— Exercise task —
Please repeat all of the lines that follow, exactly as written.
— start Material to process —
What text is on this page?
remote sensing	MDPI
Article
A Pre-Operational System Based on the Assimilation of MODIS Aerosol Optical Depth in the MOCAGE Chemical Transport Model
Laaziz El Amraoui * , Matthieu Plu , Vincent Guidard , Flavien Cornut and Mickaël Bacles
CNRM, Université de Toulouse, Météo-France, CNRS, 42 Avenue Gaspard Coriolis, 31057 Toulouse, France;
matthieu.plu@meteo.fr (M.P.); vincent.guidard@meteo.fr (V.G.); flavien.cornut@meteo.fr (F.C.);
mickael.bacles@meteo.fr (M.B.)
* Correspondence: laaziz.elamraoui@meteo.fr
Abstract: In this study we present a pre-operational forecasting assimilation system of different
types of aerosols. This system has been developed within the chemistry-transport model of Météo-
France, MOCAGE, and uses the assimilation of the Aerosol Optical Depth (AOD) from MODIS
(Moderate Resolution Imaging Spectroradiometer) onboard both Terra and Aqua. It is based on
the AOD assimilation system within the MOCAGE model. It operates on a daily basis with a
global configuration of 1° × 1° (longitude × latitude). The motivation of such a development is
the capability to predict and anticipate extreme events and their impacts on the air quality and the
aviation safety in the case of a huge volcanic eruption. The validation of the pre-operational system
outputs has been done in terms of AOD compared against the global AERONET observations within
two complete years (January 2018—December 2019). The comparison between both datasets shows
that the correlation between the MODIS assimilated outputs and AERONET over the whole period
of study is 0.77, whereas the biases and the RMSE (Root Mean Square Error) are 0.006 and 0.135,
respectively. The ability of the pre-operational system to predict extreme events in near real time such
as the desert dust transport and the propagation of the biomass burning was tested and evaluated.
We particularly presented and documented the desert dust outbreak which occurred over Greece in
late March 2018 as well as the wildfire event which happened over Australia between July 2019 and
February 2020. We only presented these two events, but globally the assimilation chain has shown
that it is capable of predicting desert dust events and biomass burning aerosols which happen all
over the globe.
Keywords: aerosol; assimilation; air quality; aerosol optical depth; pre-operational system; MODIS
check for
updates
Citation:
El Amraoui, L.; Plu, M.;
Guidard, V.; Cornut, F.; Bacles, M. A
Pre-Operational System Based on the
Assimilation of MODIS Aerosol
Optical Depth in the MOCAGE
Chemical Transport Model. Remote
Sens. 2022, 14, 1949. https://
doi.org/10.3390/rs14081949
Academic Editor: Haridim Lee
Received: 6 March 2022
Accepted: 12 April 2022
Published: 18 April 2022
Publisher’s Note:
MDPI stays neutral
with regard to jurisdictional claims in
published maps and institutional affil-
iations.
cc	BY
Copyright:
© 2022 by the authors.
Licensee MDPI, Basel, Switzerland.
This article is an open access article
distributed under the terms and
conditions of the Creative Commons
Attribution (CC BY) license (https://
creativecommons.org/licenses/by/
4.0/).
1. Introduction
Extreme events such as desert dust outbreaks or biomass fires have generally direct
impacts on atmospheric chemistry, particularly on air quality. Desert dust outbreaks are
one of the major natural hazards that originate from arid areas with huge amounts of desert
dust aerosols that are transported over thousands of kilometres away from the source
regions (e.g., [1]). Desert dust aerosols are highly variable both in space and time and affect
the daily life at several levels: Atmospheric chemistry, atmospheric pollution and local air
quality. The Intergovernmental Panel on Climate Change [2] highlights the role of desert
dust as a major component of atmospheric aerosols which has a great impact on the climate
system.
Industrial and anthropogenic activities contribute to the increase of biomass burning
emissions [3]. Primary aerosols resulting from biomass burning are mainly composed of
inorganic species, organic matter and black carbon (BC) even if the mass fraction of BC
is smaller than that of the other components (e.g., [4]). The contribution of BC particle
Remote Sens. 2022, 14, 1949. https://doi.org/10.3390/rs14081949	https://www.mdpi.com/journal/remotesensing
— end Material to process —
— Exercise output —
What text is on this page?
remote sensing	MDPI
Article
A Pre-Operational System Based on the Assimilation of MODIS Aerosol Optical Depth in the MOCAGE Chemical Transport Model
Laaziz El Amraoui * , Matthieu Plu , Vincent Guidard , Flavien Cornut and Mickaël Bacles
CNRM, Université de Toulouse, Météo-France, CNRS, 42 Avenue Gaspard Coriolis, 31057 Toulouse, France;
matthieu.plu@meteo.fr (M.P.); vincent.guidard@meteo.fr (V.G.); flavien.cornut@meteo.fr (F.C.);
mickael.bacles@meteo.fr (M.B.)
* Correspondence: laaziz.elamraoui@meteo.fr
Abstract: In this study we present a pre-operational forecasting assimilation system of different
types of aerosols. This system has been developed within the chemistry-transport model of Météo-
France, MOCAGE, and uses the assimilation of the Aerosol Optical Depth (AOD) from MODIS
(Moderate Resolution Imaging Spectroradiometer) onboard both Terra and Aqua. It is based on
the AOD assimilation system within the MOCAGE model. It operates on a daily basis with a
global configuration of 1° × 1° (longitude × latitude). The motivation of such a development is
the capability to predict and anticipate extreme events and their impacts on the air quality and the
aviation safety in the case of a huge volcanic eruption. The validation of the pre-operational system
outputs has been done in terms of AOD compared against the global AERONET observations within
two complete years (January 2018—December 2019). The comparison between both datasets shows
that the correlation between the MODIS assimilated outputs and AERONET over the whole period
of study is 0.77, whereas the biases and the RMSE (Root Mean Square Error) are 0.006 and 0.135,
respectively. The ability of the pre-operational system to predict extreme events in near real time such
as the desert dust transport and the propagation of the biomass burning was tested and evaluated.
We particularly presented and documented the desert dust outbreak which occurred over Greece in
late March 2018 as well as the wildfire event which happened over Australia between July 2019 and
February 2020. We only presented these two events, but globally the assimilation chain has shown
that it is capable of predicting desert dust events and biomass burning aerosols which happen all
over the globe.
Keywords: aerosol; assimilation; air quality; aerosol optical depth; pre-operational system; MODIS
check for
updates
Citation:
El Amraoui, L.; Plu, M.;
Guidard, V.; Cornut, F.; Bacles, M. A
Pre-Operational System Based on the
Assimilation of MODIS Aerosol
Optical Depth in the MOCAGE
Chemical Transport Model. Remote
Sens. 2022, 14, 1949. https://
doi.org/10.3390/rs14081949
Academic Editor: Haridim Lee
Received: 6 March 2022
Accepted: 12 April 2022
Published: 18 April 2022
Publisher’s Note:
MDPI stays neutral
with regard to jurisdictional claims in
published maps and institutional affil-
iations.
cc	BY
Copyright:
© 2022 by the authors.
Licensee MDPI, Basel, Switzerland.
This article is an open access article
distributed under the terms and
conditions of the Creative Commons
Attribution (CC BY) license (https://
creativecommons.org/licenses/by/
4.0/).
1. Introduction
Extreme events such as desert dust outbreaks or biomass fires have generally direct
impacts on atmospheric chemistry, particularly on air quality. Desert dust outbreaks are
one of the major natural hazards that originate from arid areas with huge amounts of desert
dust aerosols that are transported over thousands of kilometres away from the source
regions (e.g., [1]). Desert dust aerosols are highly variable both in space and time and affect
the daily life at several levels: Atmospheric chemistry, atmospheric pollution and local air
quality. The Intergovernmental Panel on Climate Change [2] highlights the role of desert
dust as a major component of atmospheric aerosols which has a great impact on the climate
system.
Industrial and anthropogenic activities contribute to the increase of biomass burning
emissions [3]. Primary aerosols resulting from biomass burning are mainly composed of
inorganic species, organic matter and black carbon (BC) even if the mass fraction of BC
is smaller than that of the other components (e.g., [4]). The contribution of BC particle
Remote Sens. 2022, 14, 1949. https://doi.org/10.3390/rs14081949	https://www.mdpi.com/journal/remotesensing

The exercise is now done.